WORK ORDER 1>
In the smart pool creation text, by what time must a new token be approved so that it can earn BAL?
WORK ORDER 2>
Summarize the smart pool creation text in two sentences.
WORK ORDER 3>
Write a continuation of the smart pool creation text, starting after its last line.

SOURCE EXTRACT>
● ● ●

To accomplish this, we need to allow the CRP to spend our collateral tokens, before calling createPool. For an example three-token pool, we might write:

const MAX = web3.utils.toTwosComplement(-1);
// crpPool was returned from CRPFactory.newCRP()
await weth.approve(crpPool.address, MAX);
await dai.approve(crpPool.address, MAX);
await xyz.approve(crpPool.address, MAX);
// consume the collateral; mint and xfer 100 BPTs to caller
await crpPool.createPool(toWei('100'));

Now we're in business! The pool will already be set up for public swapping, and depending on the permissions settings, possibly public liquidity provision as well. The Core Pool will show up on the Exchange GUI.

Refer to Exchange and Reward Listing for instructions on adding any new tokens you might be introducing to the Exchange GUI, and making them eligible for BAL governance tokens. Earnings are distributed weekly, and are not applied retroactively, so you'll need to have the token approved by 00:00 UTC the Monday before you launch your pool.

If your smart pool is eligible for BAL, earnings will be redirected to LPs - as long as you create the pool through our standard factory. If you create a new pool using a different factory, or deploy a pool contract directly, you will need to apply for a redirect or redistribution. (You will also need a redirect if your CRP controller is a contract that holds BPTs, and doesn't have a way to withdraw them.)

The process for the redirect is to make a pull request to update this file in our script repository with the CRP and your wallet address, along with proof that you own the pool (e.g., the CRP deployment transaction hash). Here's an example request. Similarly, if you have a CRP and want to handle the redistribution differently, you can make a pull request to update this file.

Here is a diagram detailing how we compute BAL mining earnings.

On a related note, while it is possible to send tokens directly to a core pool contract - as long as they are in the pool, you they can be recovered with gulp() - this is not the case for smart pools! Any tokens sent directly to the CRP contract will be unrecoverable. (This can happen in some circumstances even without a direct transfer, such as airdrops to token holders.)

Note that there is also an overloaded version of createPool, where you can specify additional parameters related to updateWeightsGradually.

function createPool(
uint initialSupply,
uint minimumWeightChangeBlockPeriod,
uint addTokenTimeLockInBlocks
)

● ● ●

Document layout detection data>

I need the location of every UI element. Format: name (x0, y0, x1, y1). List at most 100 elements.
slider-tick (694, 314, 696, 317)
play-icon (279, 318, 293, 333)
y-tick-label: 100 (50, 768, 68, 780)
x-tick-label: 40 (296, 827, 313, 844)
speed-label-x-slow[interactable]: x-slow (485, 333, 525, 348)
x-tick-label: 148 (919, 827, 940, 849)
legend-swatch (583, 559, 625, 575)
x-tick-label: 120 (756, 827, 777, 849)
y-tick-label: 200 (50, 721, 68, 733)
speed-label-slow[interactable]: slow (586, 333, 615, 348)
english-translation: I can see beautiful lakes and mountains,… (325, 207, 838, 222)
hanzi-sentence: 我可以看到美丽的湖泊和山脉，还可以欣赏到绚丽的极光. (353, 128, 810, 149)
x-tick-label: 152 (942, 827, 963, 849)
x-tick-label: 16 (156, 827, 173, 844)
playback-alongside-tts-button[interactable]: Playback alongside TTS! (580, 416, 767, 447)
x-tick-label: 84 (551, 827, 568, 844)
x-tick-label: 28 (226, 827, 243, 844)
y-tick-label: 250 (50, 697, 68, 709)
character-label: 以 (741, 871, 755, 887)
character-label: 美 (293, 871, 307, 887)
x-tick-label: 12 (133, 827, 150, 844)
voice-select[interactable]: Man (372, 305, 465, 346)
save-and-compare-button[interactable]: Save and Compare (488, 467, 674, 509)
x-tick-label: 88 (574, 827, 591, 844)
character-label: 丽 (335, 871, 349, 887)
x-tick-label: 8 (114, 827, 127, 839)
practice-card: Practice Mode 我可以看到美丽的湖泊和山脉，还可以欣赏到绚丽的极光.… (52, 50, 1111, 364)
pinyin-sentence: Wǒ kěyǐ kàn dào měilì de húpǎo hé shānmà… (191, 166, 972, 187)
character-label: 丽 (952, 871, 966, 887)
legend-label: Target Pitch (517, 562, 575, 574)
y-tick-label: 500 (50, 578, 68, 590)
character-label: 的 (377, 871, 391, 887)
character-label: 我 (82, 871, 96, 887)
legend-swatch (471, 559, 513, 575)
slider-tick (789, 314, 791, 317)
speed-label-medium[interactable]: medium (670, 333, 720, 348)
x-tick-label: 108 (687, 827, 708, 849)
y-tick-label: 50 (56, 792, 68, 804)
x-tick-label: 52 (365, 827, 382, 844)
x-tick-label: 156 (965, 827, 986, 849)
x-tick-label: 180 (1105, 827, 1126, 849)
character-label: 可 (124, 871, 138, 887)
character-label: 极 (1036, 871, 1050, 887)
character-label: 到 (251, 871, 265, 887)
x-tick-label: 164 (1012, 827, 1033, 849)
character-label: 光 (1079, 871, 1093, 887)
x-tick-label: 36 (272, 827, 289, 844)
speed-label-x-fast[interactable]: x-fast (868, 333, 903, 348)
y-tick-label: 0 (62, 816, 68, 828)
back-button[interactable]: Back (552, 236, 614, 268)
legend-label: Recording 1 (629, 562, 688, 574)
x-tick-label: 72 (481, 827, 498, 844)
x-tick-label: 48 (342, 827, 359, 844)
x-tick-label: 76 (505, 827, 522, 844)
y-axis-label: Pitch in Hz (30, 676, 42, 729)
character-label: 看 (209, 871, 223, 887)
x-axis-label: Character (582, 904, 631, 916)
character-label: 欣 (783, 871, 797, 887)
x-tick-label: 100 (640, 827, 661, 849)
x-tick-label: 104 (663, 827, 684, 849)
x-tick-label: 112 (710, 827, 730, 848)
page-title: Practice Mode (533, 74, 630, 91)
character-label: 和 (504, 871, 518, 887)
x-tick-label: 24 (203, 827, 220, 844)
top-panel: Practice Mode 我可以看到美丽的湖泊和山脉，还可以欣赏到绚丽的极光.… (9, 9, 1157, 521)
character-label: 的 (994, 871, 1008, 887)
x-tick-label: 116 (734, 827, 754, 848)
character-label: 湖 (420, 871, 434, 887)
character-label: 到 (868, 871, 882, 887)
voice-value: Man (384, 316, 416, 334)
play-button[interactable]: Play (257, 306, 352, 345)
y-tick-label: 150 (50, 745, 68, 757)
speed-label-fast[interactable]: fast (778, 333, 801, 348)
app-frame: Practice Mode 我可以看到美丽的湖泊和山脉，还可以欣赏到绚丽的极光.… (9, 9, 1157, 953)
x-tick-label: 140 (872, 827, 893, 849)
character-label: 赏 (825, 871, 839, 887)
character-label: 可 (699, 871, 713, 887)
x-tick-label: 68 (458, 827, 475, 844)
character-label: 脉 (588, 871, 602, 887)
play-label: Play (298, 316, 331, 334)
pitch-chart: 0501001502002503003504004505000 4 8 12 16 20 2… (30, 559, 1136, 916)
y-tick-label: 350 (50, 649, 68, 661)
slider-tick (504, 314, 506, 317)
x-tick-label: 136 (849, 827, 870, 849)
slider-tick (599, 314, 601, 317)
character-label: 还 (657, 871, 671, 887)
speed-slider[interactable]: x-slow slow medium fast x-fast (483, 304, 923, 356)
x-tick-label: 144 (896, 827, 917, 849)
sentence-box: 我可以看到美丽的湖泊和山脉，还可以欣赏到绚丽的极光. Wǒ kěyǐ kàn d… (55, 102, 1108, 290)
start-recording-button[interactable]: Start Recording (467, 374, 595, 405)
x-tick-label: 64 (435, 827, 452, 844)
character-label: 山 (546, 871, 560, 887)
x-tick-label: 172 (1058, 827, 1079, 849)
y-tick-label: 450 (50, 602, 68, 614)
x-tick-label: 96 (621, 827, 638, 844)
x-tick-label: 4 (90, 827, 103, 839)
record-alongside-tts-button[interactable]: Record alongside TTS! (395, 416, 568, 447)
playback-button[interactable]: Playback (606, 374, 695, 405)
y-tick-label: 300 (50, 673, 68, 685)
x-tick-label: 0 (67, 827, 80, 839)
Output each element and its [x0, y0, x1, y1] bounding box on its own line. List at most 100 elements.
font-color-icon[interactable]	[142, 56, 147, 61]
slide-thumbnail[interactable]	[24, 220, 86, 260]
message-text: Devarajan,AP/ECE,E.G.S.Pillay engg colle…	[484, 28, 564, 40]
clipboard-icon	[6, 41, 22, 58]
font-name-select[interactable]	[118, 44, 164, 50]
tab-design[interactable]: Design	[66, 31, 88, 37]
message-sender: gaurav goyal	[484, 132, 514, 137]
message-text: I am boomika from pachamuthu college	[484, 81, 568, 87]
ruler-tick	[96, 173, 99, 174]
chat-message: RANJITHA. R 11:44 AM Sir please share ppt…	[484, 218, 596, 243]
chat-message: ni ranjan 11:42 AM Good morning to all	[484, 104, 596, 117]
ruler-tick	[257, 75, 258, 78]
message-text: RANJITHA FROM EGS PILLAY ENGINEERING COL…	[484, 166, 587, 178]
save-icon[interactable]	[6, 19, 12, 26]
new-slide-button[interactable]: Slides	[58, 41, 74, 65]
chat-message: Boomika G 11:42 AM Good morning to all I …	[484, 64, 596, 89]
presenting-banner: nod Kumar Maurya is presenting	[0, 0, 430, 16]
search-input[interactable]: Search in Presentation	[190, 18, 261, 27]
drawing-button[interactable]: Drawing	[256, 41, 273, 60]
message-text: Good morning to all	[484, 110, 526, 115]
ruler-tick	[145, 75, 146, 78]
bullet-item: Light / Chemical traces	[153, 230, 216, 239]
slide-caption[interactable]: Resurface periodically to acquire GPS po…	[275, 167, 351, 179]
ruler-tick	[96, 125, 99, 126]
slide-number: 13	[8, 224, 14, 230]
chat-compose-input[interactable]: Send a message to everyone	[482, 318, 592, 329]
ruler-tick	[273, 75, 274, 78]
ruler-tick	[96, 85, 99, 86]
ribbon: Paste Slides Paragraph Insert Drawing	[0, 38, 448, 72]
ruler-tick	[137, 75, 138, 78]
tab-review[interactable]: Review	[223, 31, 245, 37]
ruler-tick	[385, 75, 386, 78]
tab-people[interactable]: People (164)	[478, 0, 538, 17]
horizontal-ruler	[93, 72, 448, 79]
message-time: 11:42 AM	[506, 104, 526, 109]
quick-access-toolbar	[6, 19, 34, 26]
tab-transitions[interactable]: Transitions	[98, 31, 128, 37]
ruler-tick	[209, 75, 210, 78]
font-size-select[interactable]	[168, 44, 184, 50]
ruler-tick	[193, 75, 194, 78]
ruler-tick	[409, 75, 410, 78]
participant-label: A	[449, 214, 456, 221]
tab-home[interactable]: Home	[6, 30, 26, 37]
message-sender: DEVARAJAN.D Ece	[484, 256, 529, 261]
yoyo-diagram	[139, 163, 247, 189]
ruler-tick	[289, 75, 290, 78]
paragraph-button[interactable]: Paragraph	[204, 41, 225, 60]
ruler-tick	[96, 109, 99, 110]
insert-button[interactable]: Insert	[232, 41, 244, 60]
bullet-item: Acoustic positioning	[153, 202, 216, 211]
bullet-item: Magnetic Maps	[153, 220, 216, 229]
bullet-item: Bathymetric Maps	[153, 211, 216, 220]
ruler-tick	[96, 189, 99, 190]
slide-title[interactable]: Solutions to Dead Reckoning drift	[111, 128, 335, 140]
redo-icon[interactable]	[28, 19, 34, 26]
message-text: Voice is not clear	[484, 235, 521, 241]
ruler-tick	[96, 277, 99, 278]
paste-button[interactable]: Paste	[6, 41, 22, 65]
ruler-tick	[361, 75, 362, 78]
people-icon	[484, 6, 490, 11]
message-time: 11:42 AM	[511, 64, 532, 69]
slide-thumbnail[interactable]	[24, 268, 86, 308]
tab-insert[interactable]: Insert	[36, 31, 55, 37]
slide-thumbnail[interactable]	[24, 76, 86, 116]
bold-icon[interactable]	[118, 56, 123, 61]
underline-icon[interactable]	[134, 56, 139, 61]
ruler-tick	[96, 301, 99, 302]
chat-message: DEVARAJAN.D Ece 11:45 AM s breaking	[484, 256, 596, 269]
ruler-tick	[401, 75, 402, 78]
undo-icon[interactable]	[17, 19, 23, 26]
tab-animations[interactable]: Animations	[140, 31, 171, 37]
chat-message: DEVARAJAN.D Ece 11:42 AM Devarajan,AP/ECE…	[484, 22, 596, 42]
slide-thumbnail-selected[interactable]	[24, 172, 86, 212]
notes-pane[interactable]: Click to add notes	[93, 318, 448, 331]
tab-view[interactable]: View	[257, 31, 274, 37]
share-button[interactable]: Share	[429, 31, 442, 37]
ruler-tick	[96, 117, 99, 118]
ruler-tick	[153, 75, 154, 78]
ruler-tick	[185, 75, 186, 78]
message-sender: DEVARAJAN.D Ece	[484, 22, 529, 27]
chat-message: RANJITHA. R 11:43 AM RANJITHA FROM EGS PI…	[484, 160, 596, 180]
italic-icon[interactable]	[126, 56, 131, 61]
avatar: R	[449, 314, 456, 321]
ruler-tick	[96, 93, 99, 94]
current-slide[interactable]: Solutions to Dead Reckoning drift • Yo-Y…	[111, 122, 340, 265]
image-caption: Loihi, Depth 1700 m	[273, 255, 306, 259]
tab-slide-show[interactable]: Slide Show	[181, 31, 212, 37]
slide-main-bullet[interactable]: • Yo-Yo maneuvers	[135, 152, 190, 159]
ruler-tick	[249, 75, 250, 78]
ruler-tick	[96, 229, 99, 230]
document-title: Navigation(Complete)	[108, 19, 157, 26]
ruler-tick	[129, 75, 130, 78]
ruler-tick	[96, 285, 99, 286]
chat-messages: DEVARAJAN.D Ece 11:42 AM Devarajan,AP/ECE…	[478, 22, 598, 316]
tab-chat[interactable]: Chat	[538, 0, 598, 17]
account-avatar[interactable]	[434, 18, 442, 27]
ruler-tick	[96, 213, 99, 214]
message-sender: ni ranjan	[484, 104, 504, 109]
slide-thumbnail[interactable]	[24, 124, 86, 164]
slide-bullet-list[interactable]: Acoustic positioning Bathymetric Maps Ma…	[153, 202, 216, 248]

● ● ●

TASK ANSWER 1>
By 00:00 UTC the Monday before the pool launches.

TASK ANSWER 2>
Before calling createPool, the CRP must be approved to spend the collateral tokens, after which the pool is set up for public swapping and shows up on the Exchange GUI. BAL earnings go to LPs when the pool is created through the standard factory; otherwise, a redirect must be requested by pull request, and tokens sent directly to the CRP contract cannot be recovered.

TASK ANSWER 3>
If the pool you're creating doesn't have permission to change weights, or you accept the default values of the time parameters, you can just use the single-argument version.

initialSupply can be set to a value of your choice - within min/max limits (currently 100 - 1 billion, in ether units).

minimumWeightChangeBlockPeriod enforces a minimum time between the start and end blocks of a gradual update. addTokenTimeLockInBlocks is used when adding a token (if you have the AddRemoveTokens permission), as the minimum wait time between committing a new token, and applying it (i.e., actually adding it to the pool). There is one additional constraint: minimumWeightChangeBlockPeriod >= addTokenTimeLockInBlocks.

These parameters have default values, and can only be changed by overriding them in this version of createPool. The addTokenTimeLock defaults to 500 blocks (~ 2 hours), and the blockPeriod defaults to 90,000 (~ 2 weeks). If you want to use different minimum values, be sure to set them in createPool, since they are immutable thereafter!

Also note that these only apply to gradual updates. The controller can call updateWeight directly at any time, as long as no gradual update is in progress.

The GUI displays the approximate dates for the block numbers you enter. Some protocols (e.g., UMA) use UNIX timestamps for time-related inputs. If you are calling it programmatically, make sure you use block numbers, not timestamps!

Luckily, updateWeightsGradually is forgiving - even if this happens, you don't have to wait five centuries for the block numbers to catch up to the timestamp (currently ~ 2600 AD); just call it again with the correct values.

You can use this simulator to explore how weight changes and updates work, estimate slippage and impermanent loss, etc. There is also a demo video illustrating the simulator functionality.

Complex functionality = lots of simulators! This one helps you calculate single- and multi-asset entry and exit.